START LISTED ENTRIES
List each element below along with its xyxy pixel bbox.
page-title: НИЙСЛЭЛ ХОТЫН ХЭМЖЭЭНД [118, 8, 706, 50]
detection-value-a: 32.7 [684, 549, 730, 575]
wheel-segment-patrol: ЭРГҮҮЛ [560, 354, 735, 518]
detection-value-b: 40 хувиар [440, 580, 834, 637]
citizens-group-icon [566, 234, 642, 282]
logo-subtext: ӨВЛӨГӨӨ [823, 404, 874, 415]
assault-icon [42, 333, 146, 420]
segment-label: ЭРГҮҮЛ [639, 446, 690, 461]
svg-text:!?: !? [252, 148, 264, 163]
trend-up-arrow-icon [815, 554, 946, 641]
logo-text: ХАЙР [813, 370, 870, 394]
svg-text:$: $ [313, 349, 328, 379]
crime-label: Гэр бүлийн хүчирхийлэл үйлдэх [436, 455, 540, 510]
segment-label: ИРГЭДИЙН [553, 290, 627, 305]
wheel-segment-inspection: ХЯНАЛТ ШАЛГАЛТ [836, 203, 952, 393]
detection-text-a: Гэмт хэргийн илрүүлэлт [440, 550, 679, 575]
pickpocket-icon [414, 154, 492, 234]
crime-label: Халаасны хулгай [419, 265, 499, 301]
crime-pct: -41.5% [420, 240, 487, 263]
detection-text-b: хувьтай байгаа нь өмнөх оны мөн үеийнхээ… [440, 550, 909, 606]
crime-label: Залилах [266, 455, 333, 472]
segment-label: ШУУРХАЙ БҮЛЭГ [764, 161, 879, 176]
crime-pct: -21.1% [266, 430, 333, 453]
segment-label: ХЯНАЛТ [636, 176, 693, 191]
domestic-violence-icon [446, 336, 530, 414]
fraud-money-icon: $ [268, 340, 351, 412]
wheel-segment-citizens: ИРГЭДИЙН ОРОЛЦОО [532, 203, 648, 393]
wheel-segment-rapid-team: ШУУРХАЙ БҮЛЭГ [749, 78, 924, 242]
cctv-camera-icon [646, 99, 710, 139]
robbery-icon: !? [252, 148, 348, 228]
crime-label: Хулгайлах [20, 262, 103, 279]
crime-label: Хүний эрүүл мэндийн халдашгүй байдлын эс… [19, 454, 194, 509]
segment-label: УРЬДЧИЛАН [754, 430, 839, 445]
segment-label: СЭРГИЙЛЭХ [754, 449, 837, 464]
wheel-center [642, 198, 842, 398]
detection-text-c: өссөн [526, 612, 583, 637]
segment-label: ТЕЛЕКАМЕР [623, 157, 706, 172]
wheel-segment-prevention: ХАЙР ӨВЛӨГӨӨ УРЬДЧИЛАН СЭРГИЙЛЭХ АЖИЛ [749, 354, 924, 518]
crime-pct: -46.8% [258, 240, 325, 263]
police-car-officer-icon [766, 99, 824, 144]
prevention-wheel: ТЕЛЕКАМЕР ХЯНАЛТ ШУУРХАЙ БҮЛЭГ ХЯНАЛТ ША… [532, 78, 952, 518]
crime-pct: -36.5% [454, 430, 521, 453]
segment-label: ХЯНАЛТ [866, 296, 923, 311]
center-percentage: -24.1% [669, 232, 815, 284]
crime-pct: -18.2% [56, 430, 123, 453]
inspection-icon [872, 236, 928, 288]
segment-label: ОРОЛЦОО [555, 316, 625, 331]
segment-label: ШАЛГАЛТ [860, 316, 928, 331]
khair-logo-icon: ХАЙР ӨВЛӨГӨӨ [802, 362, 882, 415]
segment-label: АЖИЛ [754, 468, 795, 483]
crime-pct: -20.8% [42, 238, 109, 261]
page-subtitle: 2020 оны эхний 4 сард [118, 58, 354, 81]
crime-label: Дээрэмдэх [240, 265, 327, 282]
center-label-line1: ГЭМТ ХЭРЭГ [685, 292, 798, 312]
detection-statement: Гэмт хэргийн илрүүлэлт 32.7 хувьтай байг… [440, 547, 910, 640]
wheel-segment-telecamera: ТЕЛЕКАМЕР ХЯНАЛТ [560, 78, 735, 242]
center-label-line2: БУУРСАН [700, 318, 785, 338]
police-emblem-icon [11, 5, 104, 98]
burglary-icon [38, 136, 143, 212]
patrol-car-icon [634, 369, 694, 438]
END LISTED ENTRIES
→ **TASK OBJECTIVE**:
Copy out every one of the lines above, without any change.

→ **THE ANSWER**:
List each element below along with its xyxy pixel bbox.
page-title: НИЙСЛЭЛ ХОТЫН ХЭМЖЭЭНД [118, 8, 706, 50]
detection-value-a: 32.7 [684, 549, 730, 575]
wheel-segment-patrol: ЭРГҮҮЛ [560, 354, 735, 518]
detection-value-b: 40 хувиар [440, 580, 834, 637]
citizens-group-icon [566, 234, 642, 282]
logo-subtext: ӨВЛӨГӨӨ [823, 404, 874, 415]
assault-icon [42, 333, 146, 420]
segment-label: ЭРГҮҮЛ [639, 446, 690, 461]
svg-text:!?: !? [252, 148, 264, 163]
trend-up-arrow-icon [815, 554, 946, 641]
logo-text: ХАЙР [813, 370, 870, 394]
svg-text:$: $ [313, 349, 328, 379]
crime-label: Гэр бүлийн хүчирхийлэл үйлдэх [436, 455, 540, 510]
segment-label: ИРГЭДИЙН [553, 290, 627, 305]
wheel-segment-inspection: ХЯНАЛТ ШАЛГАЛТ [836, 203, 952, 393]
detection-text-a: Гэмт хэргийн илрүүлэлт [440, 550, 679, 575]
pickpocket-icon [414, 154, 492, 234]
crime-label: Халаасны хулгай [419, 265, 499, 301]
crime-pct: -41.5% [420, 240, 487, 263]
detection-text-b: хувьтай байгаа нь өмнөх оны мөн үеийнхээ… [440, 550, 909, 606]
crime-label: Залилах [266, 455, 333, 472]
segment-label: ШУУРХАЙ БҮЛЭГ [764, 161, 879, 176]
crime-pct: -21.1% [266, 430, 333, 453]
segment-label: ХЯНАЛТ [636, 176, 693, 191]
domestic-violence-icon [446, 336, 530, 414]
fraud-money-icon: $ [268, 340, 351, 412]
wheel-segment-citizens: ИРГЭДИЙН ОРОЛЦОО [532, 203, 648, 393]
wheel-segment-rapid-team: ШУУРХАЙ БҮЛЭГ [749, 78, 924, 242]
cctv-camera-icon [646, 99, 710, 139]
robbery-icon: !? [252, 148, 348, 228]
crime-label: Хулгайлах [20, 262, 103, 279]
crime-label: Хүний эрүүл мэндийн халдашгүй байдлын эс… [19, 454, 194, 509]
segment-label: УРЬДЧИЛАН [754, 430, 839, 445]
segment-label: СЭРГИЙЛЭХ [754, 449, 837, 464]
wheel-center [642, 198, 842, 398]
detection-text-c: өссөн [526, 612, 583, 637]
segment-label: ТЕЛЕКАМЕР [623, 157, 706, 172]
wheel-segment-prevention: ХАЙР ӨВЛӨГӨӨ УРЬДЧИЛАН СЭРГИЙЛЭХ АЖИЛ [749, 354, 924, 518]
crime-pct: -46.8% [258, 240, 325, 263]
police-car-officer-icon [766, 99, 824, 144]
prevention-wheel: ТЕЛЕКАМЕР ХЯНАЛТ ШУУРХАЙ БҮЛЭГ ХЯНАЛТ ША… [532, 78, 952, 518]
crime-pct: -36.5% [454, 430, 521, 453]
segment-label: ХЯНАЛТ [866, 296, 923, 311]
center-percentage: -24.1% [669, 232, 815, 284]
crime-pct: -18.2% [56, 430, 123, 453]
inspection-icon [872, 236, 928, 288]
segment-label: ОРОЛЦОО [555, 316, 625, 331]
segment-label: ШАЛГАЛТ [860, 316, 928, 331]
khair-logo-icon: ХАЙР ӨВЛӨГӨӨ [802, 362, 882, 415]
segment-label: АЖИЛ [754, 468, 795, 483]
crime-pct: -20.8% [42, 238, 109, 261]
page-subtitle: 2020 оны эхний 4 сард [118, 58, 354, 81]
crime-label: Дээрэмдэх [240, 265, 327, 282]
center-label-line1: ГЭМТ ХЭРЭГ [685, 292, 798, 312]
detection-statement: Гэмт хэргийн илрүүлэлт 32.7 хувьтай байг… [440, 547, 910, 640]
wheel-segment-telecamera: ТЕЛЕКАМЕР ХЯНАЛТ [560, 78, 735, 242]
center-label-line2: БУУРСАН [700, 318, 785, 338]
police-emblem-icon [11, 5, 104, 98]
burglary-icon [38, 136, 143, 212]
patrol-car-icon [634, 369, 694, 438]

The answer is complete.